Exclude images, then output the remaining data verbatim.

• • •

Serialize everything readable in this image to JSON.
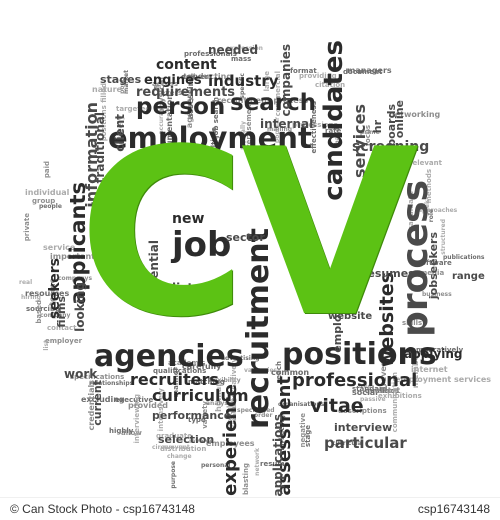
{
  "accent_color": "#5cc214",
  "center_word": "CV",
  "words_large": [
    "employment",
    "person",
    "search",
    "job",
    "agencies",
    "positions",
    "recruitment",
    "process",
    "candidates",
    "applicants",
    "professional",
    "curriculum",
    "recruiters",
    "vitae",
    "particular",
    "websites",
    "information",
    "industry",
    "requirements",
    "experience",
    "assessment",
    "services",
    "screening",
    "new",
    "sector",
    "potential",
    "lists",
    "seekers",
    "looking",
    "firms",
    "work",
    "current",
    "performance",
    "selection",
    "interview",
    "resumes",
    "content",
    "engines",
    "stages",
    "needed",
    "companies",
    "hr",
    "boards",
    "online",
    "internal",
    "client",
    "traditional",
    "short",
    "employers",
    "applications",
    "website",
    "applying",
    "jobseekers",
    "range"
  ],
  "words_small": [
    "comparatively",
    "involve",
    "methods",
    "curricula",
    "descriptions",
    "member",
    "specific",
    "reverse",
    "contact",
    "advertising",
    "employees",
    "relevant",
    "manner",
    "physical",
    "internet",
    "qualities",
    "conducting",
    "network",
    "people",
    "variety",
    "vacancies",
    "software",
    "allow",
    "human",
    "reach",
    "group",
    "exhibitions",
    "sourcing",
    "important",
    "individual",
    "mass",
    "focus",
    "hiring",
    "organisations",
    "negative",
    "distribution",
    "qualifications",
    "skills",
    "free",
    "job search",
    "networking",
    "popular",
    "social",
    "flexibility",
    "commercial",
    "standard",
    "academic",
    "citation",
    "excluding",
    "company",
    "alternatively",
    "highly",
    "specialized",
    "seek",
    "managers",
    "paid",
    "change",
    "fit",
    "private",
    "graduate",
    "executive",
    "based",
    "large",
    "multiple",
    "media",
    "approaches",
    "matching",
    "credentials",
    "interviewing",
    "publications",
    "blasting",
    "expression",
    "purpose",
    "order",
    "directly",
    "deliver",
    "prime",
    "service",
    "role",
    "mailing",
    "circumvent",
    "carefully",
    "provided",
    "providing",
    "documentation",
    "analysis",
    "intensively",
    "document",
    "created",
    "actively",
    "professionals",
    "specifications",
    "structured",
    "market",
    "effort",
    "passive",
    "marketing",
    "employer",
    "typically",
    "resume",
    "post",
    "list",
    "format",
    "reveal",
    "nature",
    "stage",
    "hands",
    "targeted",
    "rate",
    "agency",
    "professions",
    "resources",
    "business",
    "candidate",
    "type",
    "advertisements",
    "accurate",
    "personal",
    "outcome",
    "real",
    "assessing",
    "access",
    "communication",
    "common",
    "companys",
    "positions filled",
    "effectiveness",
    "recruitment process",
    "employment services",
    "relationships"
  ],
  "footer": {
    "left": "© Can Stock Photo - csp16743148",
    "right": "csp16743148"
  }
}
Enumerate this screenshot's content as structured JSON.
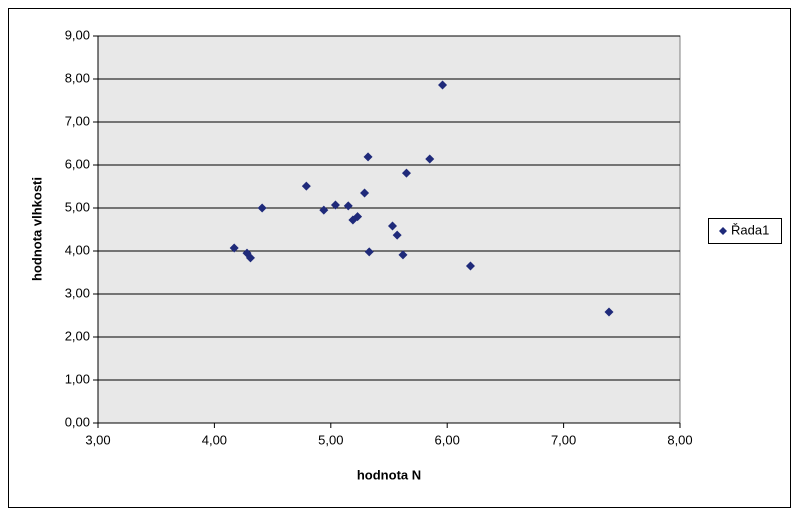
{
  "chart_data": {
    "type": "scatter",
    "x_label": "hodnota N",
    "y_label": "hodnota vlhkosti",
    "series": [
      {
        "name": "Řada1",
        "color": "#1f2a7a",
        "x": [
          4.17,
          4.28,
          4.31,
          4.41,
          4.79,
          4.94,
          5.04,
          5.15,
          5.19,
          5.23,
          5.29,
          5.32,
          5.33,
          5.53,
          5.57,
          5.62,
          5.65,
          5.85,
          5.96,
          6.2,
          7.39
        ],
        "values": [
          4.07,
          3.95,
          3.84,
          5.0,
          5.51,
          4.95,
          5.07,
          5.05,
          4.72,
          4.8,
          5.35,
          6.19,
          3.98,
          4.58,
          4.37,
          3.91,
          5.81,
          6.14,
          7.86,
          3.65,
          2.58
        ]
      }
    ],
    "xlim": [
      3,
      8
    ],
    "xticks": [
      {
        "value": 3,
        "label": "3,00"
      },
      {
        "value": 4,
        "label": "4,00"
      },
      {
        "value": 5,
        "label": "5,00"
      },
      {
        "value": 6,
        "label": "6,00"
      },
      {
        "value": 7,
        "label": "7,00"
      },
      {
        "value": 8,
        "label": "8,00"
      }
    ],
    "ylim": [
      0,
      9
    ],
    "yticks": [
      {
        "value": 0,
        "label": "0,00"
      },
      {
        "value": 1,
        "label": "1,00"
      },
      {
        "value": 2,
        "label": "2,00"
      },
      {
        "value": 3,
        "label": "3,00"
      },
      {
        "value": 4,
        "label": "4,00"
      },
      {
        "value": 5,
        "label": "5,00"
      },
      {
        "value": 6,
        "label": "6,00"
      },
      {
        "value": 7,
        "label": "7,00"
      },
      {
        "value": 8,
        "label": "8,00"
      },
      {
        "value": 9,
        "label": "9,00"
      }
    ],
    "grid": true,
    "legend": "right"
  }
}
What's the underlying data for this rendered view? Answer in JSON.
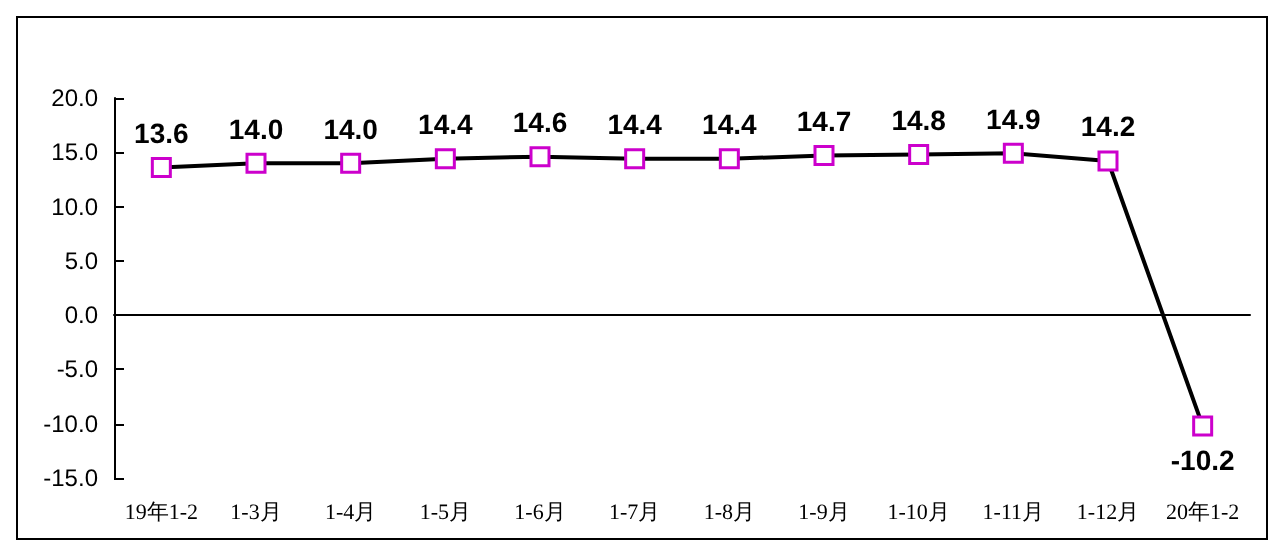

• • •

■ **Result of the exercise**
Serialize everything readable in this image to JSON.
{
  "accent_color": "#5cc214",
  "center_word": "CV",
  "words_large": [
    "employment",
    "person",
    "search",
    "job",
    "agencies",
    "positions",
    "recruitment",
    "process",
    "candidates",
    "applicants",
    "professional",
    "curriculum",
    "recruiters",
    "vitae",
    "particular",
    "websites",
    "information",
    "industry",
    "requirements",
    "experience",
    "assessment",
    "services",
    "screening",
    "new",
    "sector",
    "potential",
    "lists",
    "seekers",
    "looking",
    "firms",
    "work",
    "current",
    "performance",
    "selection",
    "interview",
    "resumes",
    "content",
    "engines",
    "stages",
    "needed",
    "companies",
    "hr",
    "boards",
    "online",
    "internal",
    "client",
    "traditional",
    "short",
    "employers",
    "applications",
    "website",
    "applying",
    "jobseekers",
    "range"
  ],
  "words_small": [
    "comparatively",
    "involve",
    "methods",
    "curricula",
    "descriptions",
    "member",
    "specific",
    "reverse",
    "contact",
    "advertising",
    "employees",
    "relevant",
    "manner",
    "physical",
    "internet",
    "qualities",
    "conducting",
    "network",
    "people",
    "variety",
    "vacancies",
    "software",
    "allow",
    "human",
    "reach",
    "group",
    "exhibitions",
    "sourcing",
    "important",
    "individual",
    "mass",
    "focus",
    "hiring",
    "organisations",
    "negative",
    "distribution",
    "qualifications",
    "skills",
    "free",
    "job search",
    "networking",
    "popular",
    "social",
    "flexibility",
    "commercial",
    "standard",
    "academic",
    "citation",
    "excluding",
    "company",
    "alternatively",
    "highly",
    "specialized",
    "seek",
    "managers",
    "paid",
    "change",
    "fit",
    "private",
    "graduate",
    "executive",
    "based",
    "large",
    "multiple",
    "media",
    "approaches",
    "matching",
    "credentials",
    "interviewing",
    "publications",
    "blasting",
    "expression",
    "purpose",
    "order",
    "directly",
    "deliver",
    "prime",
    "service",
    "role",
    "mailing",
    "circumvent",
    "carefully",
    "provided",
    "providing",
    "documentation",
    "analysis",
    "intensively",
    "document",
    "created",
    "actively",
    "professionals",
    "specifications",
    "structured",
    "market",
    "effort",
    "passive",
    "marketing",
    "employer",
    "typically",
    "resume",
    "post",
    "list",
    "format",
    "reveal",
    "nature",
    "stage",
    "hands",
    "targeted",
    "rate",
    "agency",
    "professions",
    "resources",
    "business",
    "candidate",
    "type",
    "advertisements",
    "accurate",
    "personal",
    "outcome",
    "real",
    "assessing",
    "access",
    "communication",
    "common",
    "companys",
    "positions filled",
    "effectiveness",
    "recruitment process",
    "employment services",
    "relationships"
  ],
  "footer": {
    "left": "© Can Stock Photo - csp16743148",
    "right": "csp16743148"
  }
}
Enumerate this screenshot's content as structured JSON.
{
  "chart_data": {
    "type": "scatter",
    "x_label": "hodnota N",
    "y_label": "hodnota vlhkosti",
    "series": [
      {
        "name": "Řada1",
        "color": "#1f2a7a",
        "x": [
          4.17,
          4.28,
          4.31,
          4.41,
          4.79,
          4.94,
          5.04,
          5.15,
          5.19,
          5.23,
          5.29,
          5.32,
          5.33,
          5.53,
          5.57,
          5.62,
          5.65,
          5.85,
          5.96,
          6.2,
          7.39
        ],
        "values": [
          4.07,
          3.95,
          3.84,
          5.0,
          5.51,
          4.95,
          5.07,
          5.05,
          4.72,
          4.8,
          5.35,
          6.19,
          3.98,
          4.58,
          4.37,
          3.91,
          5.81,
          6.14,
          7.86,
          3.65,
          2.58
        ]
      }
    ],
    "xlim": [
      3,
      8
    ],
    "xticks": [
      {
        "value": 3,
        "label": "3,00"
      },
      {
        "value": 4,
        "label": "4,00"
      },
      {
        "value": 5,
        "label": "5,00"
      },
      {
        "value": 6,
        "label": "6,00"
      },
      {
        "value": 7,
        "label": "7,00"
      },
      {
        "value": 8,
        "label": "8,00"
      }
    ],
    "ylim": [
      0,
      9
    ],
    "yticks": [
      {
        "value": 0,
        "label": "0,00"
      },
      {
        "value": 1,
        "label": "1,00"
      },
      {
        "value": 2,
        "label": "2,00"
      },
      {
        "value": 3,
        "label": "3,00"
      },
      {
        "value": 4,
        "label": "4,00"
      },
      {
        "value": 5,
        "label": "5,00"
      },
      {
        "value": 6,
        "label": "6,00"
      },
      {
        "value": 7,
        "label": "7,00"
      },
      {
        "value": 8,
        "label": "8,00"
      },
      {
        "value": 9,
        "label": "9,00"
      }
    ],
    "grid": true,
    "legend": "right"
  }
}
What's the underlying data for this rendered view? Answer in JSON.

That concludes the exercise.